> **Brief**
Pull each line containing "beiden" out of the data and copy it.

>> begin Dataset rows

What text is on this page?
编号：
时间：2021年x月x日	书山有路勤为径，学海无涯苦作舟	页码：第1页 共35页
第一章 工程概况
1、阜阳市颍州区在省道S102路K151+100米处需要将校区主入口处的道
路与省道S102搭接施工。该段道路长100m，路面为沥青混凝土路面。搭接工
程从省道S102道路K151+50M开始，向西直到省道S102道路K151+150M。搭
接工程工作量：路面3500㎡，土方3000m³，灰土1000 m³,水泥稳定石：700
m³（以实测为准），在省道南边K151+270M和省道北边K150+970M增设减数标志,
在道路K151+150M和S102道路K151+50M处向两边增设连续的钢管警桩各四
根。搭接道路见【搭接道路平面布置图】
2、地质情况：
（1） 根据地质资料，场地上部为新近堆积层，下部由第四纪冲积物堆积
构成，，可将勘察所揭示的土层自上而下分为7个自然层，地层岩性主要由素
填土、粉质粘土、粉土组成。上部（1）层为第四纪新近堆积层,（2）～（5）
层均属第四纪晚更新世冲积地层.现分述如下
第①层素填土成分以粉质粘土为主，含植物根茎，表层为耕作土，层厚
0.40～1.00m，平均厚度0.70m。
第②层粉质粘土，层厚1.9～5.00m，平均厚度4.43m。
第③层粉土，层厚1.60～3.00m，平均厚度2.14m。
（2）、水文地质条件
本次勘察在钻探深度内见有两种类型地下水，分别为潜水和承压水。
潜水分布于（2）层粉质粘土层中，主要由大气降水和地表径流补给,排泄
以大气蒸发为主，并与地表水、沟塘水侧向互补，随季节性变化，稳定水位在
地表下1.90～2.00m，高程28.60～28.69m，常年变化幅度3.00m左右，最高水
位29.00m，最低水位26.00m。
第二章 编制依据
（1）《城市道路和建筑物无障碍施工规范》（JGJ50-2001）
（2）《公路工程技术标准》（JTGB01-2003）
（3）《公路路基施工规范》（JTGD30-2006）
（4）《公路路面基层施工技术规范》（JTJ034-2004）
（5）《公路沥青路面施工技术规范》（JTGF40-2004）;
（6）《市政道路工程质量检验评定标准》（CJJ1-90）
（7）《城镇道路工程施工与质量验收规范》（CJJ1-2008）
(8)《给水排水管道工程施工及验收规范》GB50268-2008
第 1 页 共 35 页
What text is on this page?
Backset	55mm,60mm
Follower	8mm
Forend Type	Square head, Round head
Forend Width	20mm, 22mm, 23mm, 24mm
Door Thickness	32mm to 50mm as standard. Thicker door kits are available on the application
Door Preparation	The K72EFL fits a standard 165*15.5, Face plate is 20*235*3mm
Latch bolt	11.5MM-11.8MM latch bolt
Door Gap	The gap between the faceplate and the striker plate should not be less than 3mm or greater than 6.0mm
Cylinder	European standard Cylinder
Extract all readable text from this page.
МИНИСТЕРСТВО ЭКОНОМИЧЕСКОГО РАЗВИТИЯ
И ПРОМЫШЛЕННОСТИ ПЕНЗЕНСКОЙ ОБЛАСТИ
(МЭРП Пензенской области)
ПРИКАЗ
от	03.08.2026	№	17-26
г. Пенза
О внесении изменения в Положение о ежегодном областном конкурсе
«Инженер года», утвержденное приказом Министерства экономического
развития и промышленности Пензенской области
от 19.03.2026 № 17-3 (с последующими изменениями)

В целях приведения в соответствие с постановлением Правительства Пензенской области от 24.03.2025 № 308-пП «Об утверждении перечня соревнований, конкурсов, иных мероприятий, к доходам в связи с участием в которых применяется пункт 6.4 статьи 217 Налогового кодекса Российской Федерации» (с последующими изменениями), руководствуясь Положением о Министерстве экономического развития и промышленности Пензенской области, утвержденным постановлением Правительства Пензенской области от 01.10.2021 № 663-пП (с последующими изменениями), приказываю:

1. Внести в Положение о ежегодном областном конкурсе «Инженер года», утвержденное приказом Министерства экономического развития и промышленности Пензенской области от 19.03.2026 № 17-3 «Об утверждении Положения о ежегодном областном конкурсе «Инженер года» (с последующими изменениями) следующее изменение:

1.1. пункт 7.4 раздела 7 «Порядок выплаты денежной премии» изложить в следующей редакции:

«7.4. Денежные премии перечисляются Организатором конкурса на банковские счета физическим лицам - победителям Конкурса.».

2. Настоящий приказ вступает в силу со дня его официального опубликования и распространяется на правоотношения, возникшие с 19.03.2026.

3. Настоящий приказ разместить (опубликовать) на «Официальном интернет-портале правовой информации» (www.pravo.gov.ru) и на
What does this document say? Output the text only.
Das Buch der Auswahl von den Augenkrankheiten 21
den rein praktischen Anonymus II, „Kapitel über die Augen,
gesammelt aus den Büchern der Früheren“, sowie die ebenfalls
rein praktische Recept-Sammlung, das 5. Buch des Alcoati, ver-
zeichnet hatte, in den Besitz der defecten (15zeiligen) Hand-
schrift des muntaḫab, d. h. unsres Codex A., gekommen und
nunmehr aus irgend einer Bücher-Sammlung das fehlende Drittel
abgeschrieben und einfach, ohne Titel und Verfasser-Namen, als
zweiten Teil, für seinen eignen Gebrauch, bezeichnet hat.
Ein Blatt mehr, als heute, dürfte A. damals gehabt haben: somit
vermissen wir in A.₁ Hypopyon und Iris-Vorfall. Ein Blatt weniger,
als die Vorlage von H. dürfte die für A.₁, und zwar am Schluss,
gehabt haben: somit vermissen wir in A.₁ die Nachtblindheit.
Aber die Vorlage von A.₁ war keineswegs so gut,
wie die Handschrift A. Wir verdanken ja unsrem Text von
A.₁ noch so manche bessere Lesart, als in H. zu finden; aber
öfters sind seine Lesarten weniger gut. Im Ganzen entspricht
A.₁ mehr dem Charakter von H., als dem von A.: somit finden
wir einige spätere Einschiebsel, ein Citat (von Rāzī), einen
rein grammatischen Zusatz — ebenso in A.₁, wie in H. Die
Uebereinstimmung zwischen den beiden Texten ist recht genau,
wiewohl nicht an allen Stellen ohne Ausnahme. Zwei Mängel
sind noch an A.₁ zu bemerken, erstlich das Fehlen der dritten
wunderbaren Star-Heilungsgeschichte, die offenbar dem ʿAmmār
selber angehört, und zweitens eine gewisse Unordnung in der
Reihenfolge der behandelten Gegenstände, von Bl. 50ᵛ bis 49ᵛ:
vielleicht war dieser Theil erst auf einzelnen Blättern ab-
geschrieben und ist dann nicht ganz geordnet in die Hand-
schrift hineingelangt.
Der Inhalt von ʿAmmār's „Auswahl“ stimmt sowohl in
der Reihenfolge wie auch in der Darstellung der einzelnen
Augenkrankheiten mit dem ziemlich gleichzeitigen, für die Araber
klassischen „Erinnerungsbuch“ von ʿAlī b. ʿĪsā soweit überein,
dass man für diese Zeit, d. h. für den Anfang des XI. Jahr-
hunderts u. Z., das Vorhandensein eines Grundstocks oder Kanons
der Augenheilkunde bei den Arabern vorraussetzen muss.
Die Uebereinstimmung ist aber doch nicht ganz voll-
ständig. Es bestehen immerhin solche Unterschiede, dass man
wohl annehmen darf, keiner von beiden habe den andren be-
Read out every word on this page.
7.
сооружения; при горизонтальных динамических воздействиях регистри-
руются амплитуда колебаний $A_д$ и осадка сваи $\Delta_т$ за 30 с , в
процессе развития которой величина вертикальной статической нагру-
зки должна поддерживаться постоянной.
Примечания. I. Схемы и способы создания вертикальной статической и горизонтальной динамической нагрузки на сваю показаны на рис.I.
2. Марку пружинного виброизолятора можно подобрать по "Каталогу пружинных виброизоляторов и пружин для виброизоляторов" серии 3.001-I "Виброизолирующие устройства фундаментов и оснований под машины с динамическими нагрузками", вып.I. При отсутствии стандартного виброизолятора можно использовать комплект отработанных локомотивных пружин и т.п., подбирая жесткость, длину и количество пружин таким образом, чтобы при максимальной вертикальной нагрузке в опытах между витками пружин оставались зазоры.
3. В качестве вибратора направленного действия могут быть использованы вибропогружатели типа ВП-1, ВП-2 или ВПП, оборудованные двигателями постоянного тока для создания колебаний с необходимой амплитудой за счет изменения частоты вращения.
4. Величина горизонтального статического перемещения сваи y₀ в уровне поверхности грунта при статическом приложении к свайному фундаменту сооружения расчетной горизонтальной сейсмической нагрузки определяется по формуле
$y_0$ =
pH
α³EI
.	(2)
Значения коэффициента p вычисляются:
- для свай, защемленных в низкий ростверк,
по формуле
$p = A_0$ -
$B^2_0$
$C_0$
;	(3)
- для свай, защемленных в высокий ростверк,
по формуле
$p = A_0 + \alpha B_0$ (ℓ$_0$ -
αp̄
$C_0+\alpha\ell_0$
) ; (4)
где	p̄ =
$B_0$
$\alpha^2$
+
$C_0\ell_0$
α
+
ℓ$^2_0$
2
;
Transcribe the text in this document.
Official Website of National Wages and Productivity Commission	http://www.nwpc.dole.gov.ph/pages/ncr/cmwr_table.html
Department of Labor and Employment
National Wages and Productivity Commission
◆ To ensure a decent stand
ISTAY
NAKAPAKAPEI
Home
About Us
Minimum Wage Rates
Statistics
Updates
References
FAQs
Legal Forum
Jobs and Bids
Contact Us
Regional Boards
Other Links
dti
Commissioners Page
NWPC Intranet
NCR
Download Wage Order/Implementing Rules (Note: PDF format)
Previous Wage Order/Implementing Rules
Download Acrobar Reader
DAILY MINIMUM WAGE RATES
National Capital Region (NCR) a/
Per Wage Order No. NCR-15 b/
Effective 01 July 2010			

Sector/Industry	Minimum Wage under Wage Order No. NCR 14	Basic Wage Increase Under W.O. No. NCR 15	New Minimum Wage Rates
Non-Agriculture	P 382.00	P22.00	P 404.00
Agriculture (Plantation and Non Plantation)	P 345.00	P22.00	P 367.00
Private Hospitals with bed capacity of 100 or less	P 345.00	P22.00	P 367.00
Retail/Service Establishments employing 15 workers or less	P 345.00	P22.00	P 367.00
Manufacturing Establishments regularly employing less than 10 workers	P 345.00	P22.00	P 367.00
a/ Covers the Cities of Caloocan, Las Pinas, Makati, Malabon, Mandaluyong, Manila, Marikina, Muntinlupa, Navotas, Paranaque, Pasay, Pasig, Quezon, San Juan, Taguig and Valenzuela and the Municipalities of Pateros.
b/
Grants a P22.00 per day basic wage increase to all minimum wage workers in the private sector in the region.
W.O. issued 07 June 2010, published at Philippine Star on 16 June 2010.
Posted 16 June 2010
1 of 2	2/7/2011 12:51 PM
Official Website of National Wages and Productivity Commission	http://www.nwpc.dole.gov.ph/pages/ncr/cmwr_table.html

>> end Dataset rows

> **Completed task**
Uebereinstimmung zwischen den beiden Texten ist recht genau,
wohl annehmen darf, keiner von beiden habe den andren be-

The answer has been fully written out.